**GIVEN REQUEST:** Retype every entry exactly, character for character.

# Start of EXERCISE MATERIAL

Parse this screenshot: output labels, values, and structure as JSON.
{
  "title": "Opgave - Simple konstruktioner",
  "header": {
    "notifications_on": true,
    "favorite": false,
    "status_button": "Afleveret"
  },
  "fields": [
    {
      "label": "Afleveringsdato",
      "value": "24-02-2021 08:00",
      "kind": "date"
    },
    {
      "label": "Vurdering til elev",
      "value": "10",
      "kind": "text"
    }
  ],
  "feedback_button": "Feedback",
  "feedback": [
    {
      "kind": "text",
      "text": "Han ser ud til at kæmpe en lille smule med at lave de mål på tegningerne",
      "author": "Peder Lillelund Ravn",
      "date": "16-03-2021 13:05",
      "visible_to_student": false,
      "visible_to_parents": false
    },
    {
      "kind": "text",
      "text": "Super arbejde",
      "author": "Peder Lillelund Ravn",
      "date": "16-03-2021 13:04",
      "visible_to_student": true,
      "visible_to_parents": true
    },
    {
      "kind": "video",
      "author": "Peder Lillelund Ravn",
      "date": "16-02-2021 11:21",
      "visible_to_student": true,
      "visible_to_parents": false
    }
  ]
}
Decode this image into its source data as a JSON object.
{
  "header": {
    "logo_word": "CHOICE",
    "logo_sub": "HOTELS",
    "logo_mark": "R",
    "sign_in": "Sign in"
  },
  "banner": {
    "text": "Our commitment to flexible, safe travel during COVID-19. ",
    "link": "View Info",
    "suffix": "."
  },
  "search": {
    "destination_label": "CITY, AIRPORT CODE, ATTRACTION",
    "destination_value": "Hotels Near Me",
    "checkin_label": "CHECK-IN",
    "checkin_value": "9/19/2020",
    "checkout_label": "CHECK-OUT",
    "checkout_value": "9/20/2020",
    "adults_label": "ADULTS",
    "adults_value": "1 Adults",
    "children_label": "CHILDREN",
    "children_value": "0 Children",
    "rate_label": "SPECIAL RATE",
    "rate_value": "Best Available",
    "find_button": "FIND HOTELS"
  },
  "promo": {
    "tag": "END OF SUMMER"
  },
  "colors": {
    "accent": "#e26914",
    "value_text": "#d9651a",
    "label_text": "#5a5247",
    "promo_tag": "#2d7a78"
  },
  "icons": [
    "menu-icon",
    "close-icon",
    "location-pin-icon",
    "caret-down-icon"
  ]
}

# End of EXERCISE MATERIAL

**CORRECT RESPONSE:**
Parse this screenshot: output labels, values, and structure as JSON.
{
  "title": "Opgave - Simple konstruktioner",
  "header": {
    "notifications_on": true,
    "favorite": false,
    "status_button": "Afleveret"
  },
  "fields": [
    {
      "label": "Afleveringsdato",
      "value": "24-02-2021 08:00",
      "kind": "date"
    },
    {
      "label": "Vurdering til elev",
      "value": "10",
      "kind": "text"
    }
  ],
  "feedback_button": "Feedback",
  "feedback": [
    {
      "kind": "text",
      "text": "Han ser ud til at kæmpe en lille smule med at lave de mål på tegningerne",
      "author": "Peder Lillelund Ravn",
      "date": "16-03-2021 13:05",
      "visible_to_student": false,
      "visible_to_parents": false
    },
    {
      "kind": "text",
      "text": "Super arbejde",
      "author": "Peder Lillelund Ravn",
      "date": "16-03-2021 13:04",
      "visible_to_student": true,
      "visible_to_parents": true
    },
    {
      "kind": "video",
      "author": "Peder Lillelund Ravn",
      "date": "16-02-2021 11:21",
      "visible_to_student": true,
      "visible_to_parents": false
    }
  ]
}
Decode this image into its source data as a JSON object.
{
  "header": {
    "logo_word": "CHOICE",
    "logo_sub": "HOTELS",
    "logo_mark": "R",
    "sign_in": "Sign in"
  },
  "banner": {
    "text": "Our commitment to flexible, safe travel during COVID-19. ",
    "link": "View Info",
    "suffix": "."
  },
  "search": {
    "destination_label": "CITY, AIRPORT CODE, ATTRACTION",
    "destination_value": "Hotels Near Me",
    "checkin_label": "CHECK-IN",
    "checkin_value": "9/19/2020",
    "checkout_label": "CHECK-OUT",
    "checkout_value": "9/20/2020",
    "adults_label": "ADULTS",
    "adults_value": "1 Adults",
    "children_label": "CHILDREN",
    "children_value": "0 Children",
    "rate_label": "SPECIAL RATE",
    "rate_value": "Best Available",
    "find_button": "FIND HOTELS"
  },
  "promo": {
    "tag": "END OF SUMMER"
  },
  "colors": {
    "accent": "#e26914",
    "value_text": "#d9651a",
    "label_text": "#5a5247",
    "promo_tag": "#2d7a78"
  },
  "icons": [
    "menu-icon",
    "close-icon",
    "location-pin-icon",
    "caret-down-icon"
  ]
}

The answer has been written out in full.